Instructions for the task
Your copy should contain exactly the lines from the one that holds "Serialize everything readable" through the end of the material, reproduced as written, with no pictures.

# # # # #

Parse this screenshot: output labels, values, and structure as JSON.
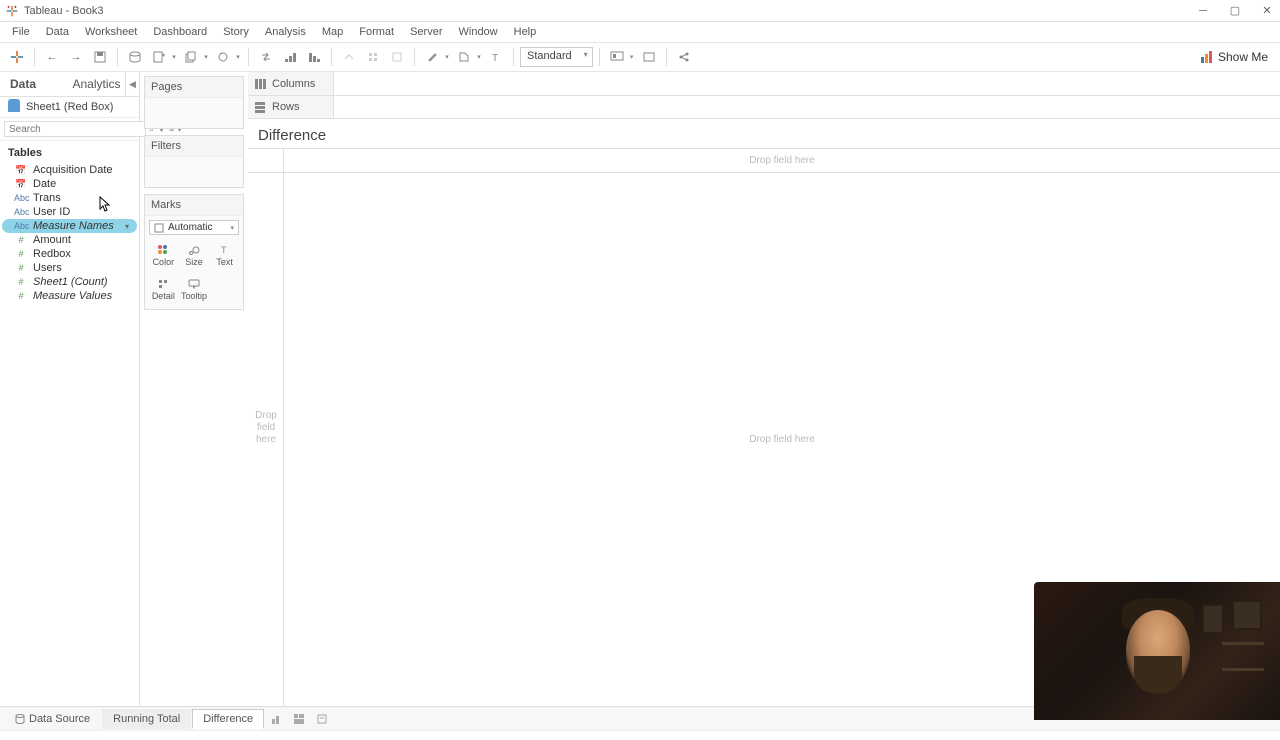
{
  "window": {
    "title": "Tableau - Book3"
  },
  "menu": [
    "File",
    "Data",
    "Worksheet",
    "Dashboard",
    "Story",
    "Analysis",
    "Map",
    "Format",
    "Server",
    "Window",
    "Help"
  ],
  "toolbar": {
    "fit": "Standard",
    "showme": "Show Me"
  },
  "dataPane": {
    "tabs": {
      "data": "Data",
      "analytics": "Analytics"
    },
    "datasource": "Sheet1 (Red Box)",
    "search_placeholder": "Search",
    "tables_header": "Tables",
    "fields": [
      {
        "icon": "📅",
        "type": "dim",
        "name": "Acquisition Date"
      },
      {
        "icon": "📅",
        "type": "dim",
        "name": "Date"
      },
      {
        "icon": "Abc",
        "type": "dim",
        "name": "Trans"
      },
      {
        "icon": "Abc",
        "type": "dim",
        "name": "User ID"
      },
      {
        "icon": "Abc",
        "type": "dim",
        "name": "Measure Names",
        "italic": true,
        "selected": true
      },
      {
        "icon": "#",
        "type": "meas",
        "name": "Amount"
      },
      {
        "icon": "#",
        "type": "meas",
        "name": "Redbox"
      },
      {
        "icon": "#",
        "type": "meas",
        "name": "Users"
      },
      {
        "icon": "#",
        "type": "meas",
        "name": "Sheet1 (Count)",
        "italic": true
      },
      {
        "icon": "#",
        "type": "meas",
        "name": "Measure Values",
        "italic": true
      }
    ]
  },
  "cards": {
    "pages": "Pages",
    "filters": "Filters",
    "marks": "Marks",
    "marksType": "Automatic",
    "markCells": [
      "Color",
      "Size",
      "Text",
      "Detail",
      "Tooltip"
    ]
  },
  "shelves": {
    "columns": "Columns",
    "rows": "Rows"
  },
  "sheet": {
    "title": "Difference",
    "dropColHint": "Drop field here",
    "dropRowHint": "Drop field here",
    "dropMainHint": "Drop field here"
  },
  "bottomTabs": {
    "datasource": "Data Source",
    "tabs": [
      "Running Total",
      "Difference"
    ],
    "active": "Difference"
  }
}
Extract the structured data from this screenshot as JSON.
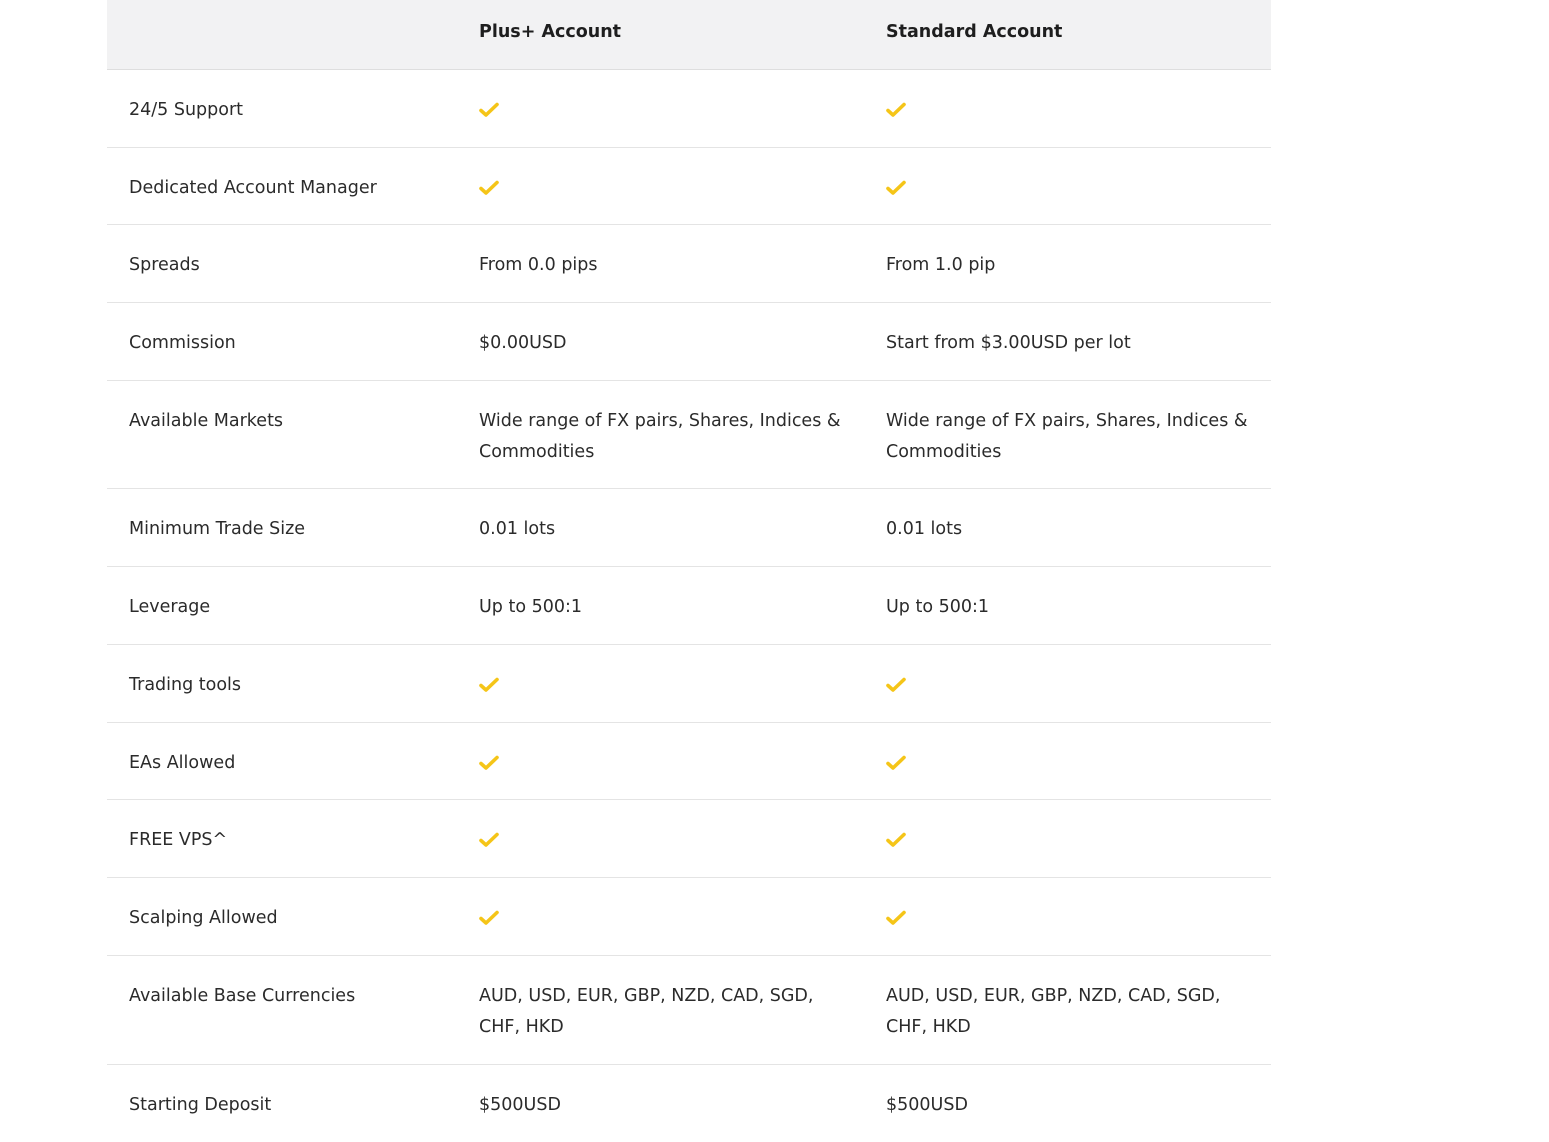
{
  "header": {
    "col_feature": "",
    "col_plus": "Plus+ Account",
    "col_standard": "Standard Account"
  },
  "colors": {
    "check": "#f5c518",
    "header_bg": "#f2f2f3",
    "divider": "#e4e4e4",
    "text": "#2b2b2b"
  },
  "rows": [
    {
      "feature": "24/5 Support",
      "plus": {
        "check": true
      },
      "standard": {
        "check": true
      }
    },
    {
      "feature": "Dedicated Account Manager",
      "plus": {
        "check": true
      },
      "standard": {
        "check": true
      }
    },
    {
      "feature": "Spreads",
      "plus": {
        "lines": [
          "From 0.0 pips"
        ]
      },
      "standard": {
        "lines": [
          "From 1.0 pip"
        ]
      }
    },
    {
      "feature": "Commission",
      "plus": {
        "lines": [
          "$0.00USD"
        ]
      },
      "standard": {
        "lines": [
          "Start from $3.00USD per lot"
        ]
      }
    },
    {
      "feature": "Available Markets",
      "plus": {
        "lines": [
          "Wide range of FX pairs, Shares, Indices &",
          "Commodities"
        ]
      },
      "standard": {
        "lines": [
          "Wide range of FX pairs, Shares, Indices &",
          "Commodities"
        ]
      }
    },
    {
      "feature": "Minimum Trade Size",
      "plus": {
        "lines": [
          "0.01 lots"
        ]
      },
      "standard": {
        "lines": [
          "0.01 lots"
        ]
      }
    },
    {
      "feature": "Leverage",
      "plus": {
        "lines": [
          "Up to 500:1"
        ]
      },
      "standard": {
        "lines": [
          "Up to 500:1"
        ]
      }
    },
    {
      "feature": "Trading tools",
      "plus": {
        "check": true
      },
      "standard": {
        "check": true
      }
    },
    {
      "feature": "EAs Allowed",
      "plus": {
        "check": true
      },
      "standard": {
        "check": true
      }
    },
    {
      "feature": "FREE VPS^",
      "plus": {
        "check": true
      },
      "standard": {
        "check": true
      }
    },
    {
      "feature": "Scalping Allowed",
      "plus": {
        "check": true
      },
      "standard": {
        "check": true
      }
    },
    {
      "feature": "Available Base Currencies",
      "plus": {
        "lines": [
          "AUD, USD, EUR, GBP, NZD, CAD, SGD,",
          "CHF, HKD"
        ]
      },
      "standard": {
        "lines": [
          "AUD, USD, EUR, GBP, NZD, CAD, SGD,",
          "CHF, HKD"
        ]
      }
    },
    {
      "feature": "Starting Deposit",
      "plus": {
        "lines": [
          "$500USD"
        ]
      },
      "standard": {
        "lines": [
          "$500USD"
        ]
      }
    }
  ]
}
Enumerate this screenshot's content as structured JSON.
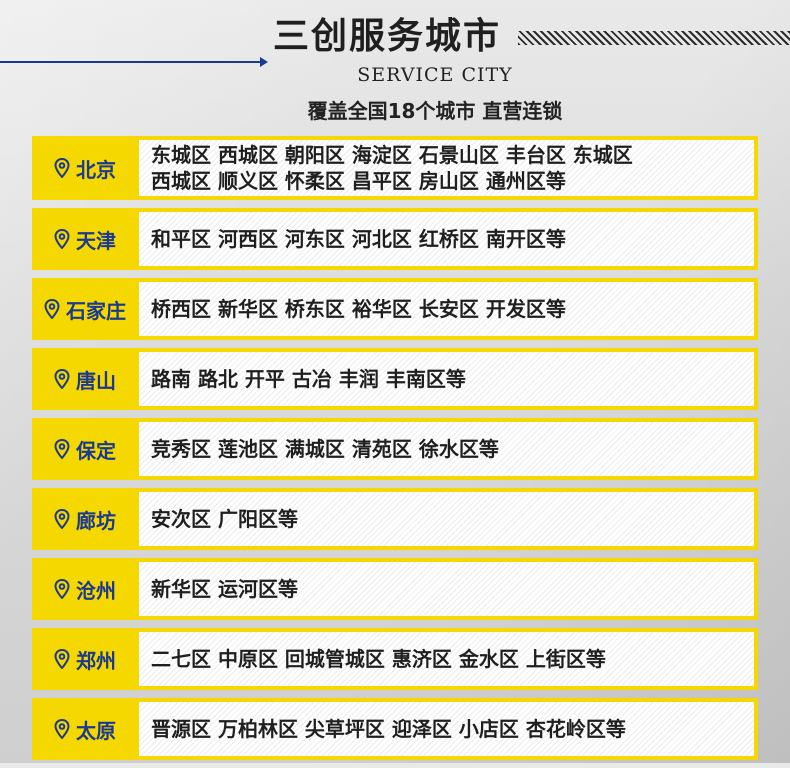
{
  "header": {
    "title": "三创服务城市",
    "subtitle_en": "SERVICE CITY",
    "tagline": "覆盖全国18个城市 直营连锁"
  },
  "colors": {
    "accent_yellow": "#f5d800",
    "brand_blue": "#1b3a8f"
  },
  "cities": [
    {
      "name": "北京",
      "districts": [
        "东城区 西城区 朝阳区 海淀区 石景山区 丰台区 东城区",
        "西城区 顺义区 怀柔区 昌平区 房山区 通州区等"
      ]
    },
    {
      "name": "天津",
      "districts": [
        "和平区 河西区 河东区 河北区 红桥区 南开区等"
      ]
    },
    {
      "name": "石家庄",
      "districts": [
        "桥西区 新华区 桥东区 裕华区 长安区 开发区等"
      ]
    },
    {
      "name": "唐山",
      "districts": [
        "路南 路北 开平 古冶 丰润 丰南区等"
      ]
    },
    {
      "name": "保定",
      "districts": [
        "竞秀区 莲池区 满城区 清苑区 徐水区等"
      ]
    },
    {
      "name": "廊坊",
      "districts": [
        "安次区 广阳区等"
      ]
    },
    {
      "name": "沧州",
      "districts": [
        "新华区 运河区等"
      ]
    },
    {
      "name": "郑州",
      "districts": [
        "二七区 中原区 回城管城区 惠济区 金水区 上街区等"
      ]
    },
    {
      "name": "太原",
      "districts": [
        "晋源区 万柏林区 尖草坪区 迎泽区 小店区 杏花岭区等"
      ]
    }
  ]
}
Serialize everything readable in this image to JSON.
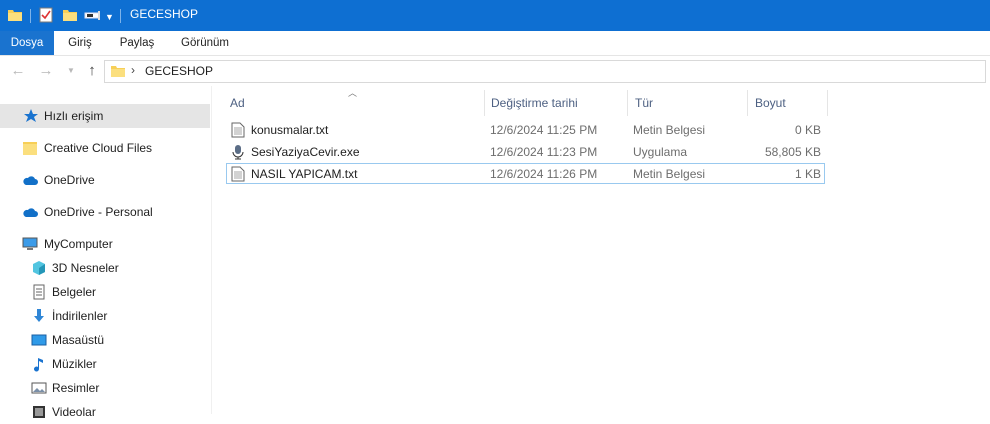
{
  "window": {
    "title": "GECESHOP"
  },
  "ribbon": {
    "tabs": [
      "Dosya",
      "Giriş",
      "Paylaş",
      "Görünüm"
    ]
  },
  "address": {
    "path": "GECESHOP"
  },
  "sidebar": {
    "items": [
      {
        "label": "Hızlı erişim",
        "icon": "star-icon"
      },
      {
        "label": "Creative Cloud Files",
        "icon": "folder-icon"
      },
      {
        "label": "OneDrive",
        "icon": "cloud-icon"
      },
      {
        "label": "OneDrive - Personal",
        "icon": "cloud-icon"
      },
      {
        "label": "MyComputer",
        "icon": "computer-icon"
      },
      {
        "label": "3D Nesneler",
        "icon": "cube-icon"
      },
      {
        "label": "Belgeler",
        "icon": "document-icon"
      },
      {
        "label": "İndirilenler",
        "icon": "download-icon"
      },
      {
        "label": "Masaüstü",
        "icon": "desktop-icon"
      },
      {
        "label": "Müzikler",
        "icon": "music-icon"
      },
      {
        "label": "Resimler",
        "icon": "pictures-icon"
      },
      {
        "label": "Videolar",
        "icon": "video-icon"
      }
    ]
  },
  "columns": {
    "name": "Ad",
    "date": "Değiştirme tarihi",
    "type": "Tür",
    "size": "Boyut"
  },
  "files": [
    {
      "name": "konusmalar.txt",
      "date": "12/6/2024 11:25 PM",
      "type": "Metin Belgesi",
      "size": "0 KB",
      "icon": "text-file-icon"
    },
    {
      "name": "SesiYaziyaCevir.exe",
      "date": "12/6/2024 11:23 PM",
      "type": "Uygulama",
      "size": "58,805 KB",
      "icon": "microphone-icon"
    },
    {
      "name": "NASIL YAPICAM.txt",
      "date": "12/6/2024 11:26 PM",
      "type": "Metin Belgesi",
      "size": "1 KB",
      "icon": "text-file-icon"
    }
  ],
  "colors": {
    "titlebar": "#0e6fd2",
    "active_tab": "#1a73cf",
    "folder": "#f7cf57",
    "onedrive": "#1270c8"
  }
}
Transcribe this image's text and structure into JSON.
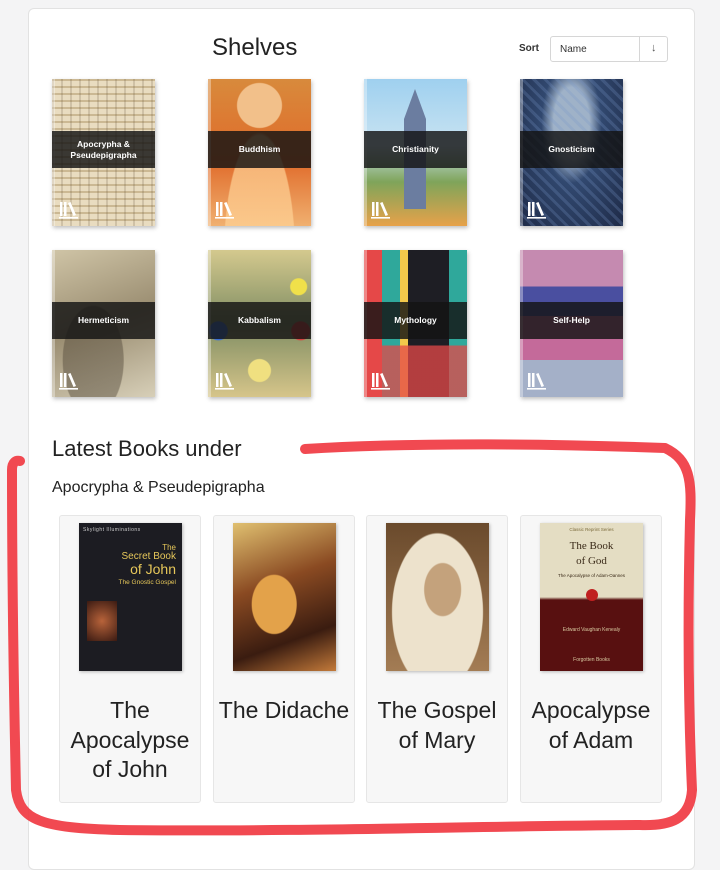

# # # # #

Response below
Serialize everything readable in this image to JSON.
{
  "window": {
    "title": "GECESHOP"
  },
  "ribbon": {
    "tabs": [
      "Dosya",
      "Giriş",
      "Paylaş",
      "Görünüm"
    ]
  },
  "address": {
    "path": "GECESHOP"
  },
  "sidebar": {
    "items": [
      {
        "label": "Hızlı erişim",
        "icon": "star-icon"
      },
      {
        "label": "Creative Cloud Files",
        "icon": "folder-icon"
      },
      {
        "label": "OneDrive",
        "icon": "cloud-icon"
      },
      {
        "label": "OneDrive - Personal",
        "icon": "cloud-icon"
      },
      {
        "label": "MyComputer",
        "icon": "computer-icon"
      },
      {
        "label": "3D Nesneler",
        "icon": "cube-icon"
      },
      {
        "label": "Belgeler",
        "icon": "document-icon"
      },
      {
        "label": "İndirilenler",
        "icon": "download-icon"
      },
      {
        "label": "Masaüstü",
        "icon": "desktop-icon"
      },
      {
        "label": "Müzikler",
        "icon": "music-icon"
      },
      {
        "label": "Resimler",
        "icon": "pictures-icon"
      },
      {
        "label": "Videolar",
        "icon": "video-icon"
      }
    ]
  },
  "columns": {
    "name": "Ad",
    "date": "Değiştirme tarihi",
    "type": "Tür",
    "size": "Boyut"
  },
  "files": [
    {
      "name": "konusmalar.txt",
      "date": "12/6/2024 11:25 PM",
      "type": "Metin Belgesi",
      "size": "0 KB",
      "icon": "text-file-icon"
    },
    {
      "name": "SesiYaziyaCevir.exe",
      "date": "12/6/2024 11:23 PM",
      "type": "Uygulama",
      "size": "58,805 KB",
      "icon": "microphone-icon"
    },
    {
      "name": "NASIL YAPICAM.txt",
      "date": "12/6/2024 11:26 PM",
      "type": "Metin Belgesi",
      "size": "1 KB",
      "icon": "text-file-icon"
    }
  ],
  "colors": {
    "titlebar": "#0e6fd2",
    "active_tab": "#1a73cf",
    "folder": "#f7cf57",
    "onedrive": "#1270c8"
  }
}
Transcribe this image's text and structure into JSON.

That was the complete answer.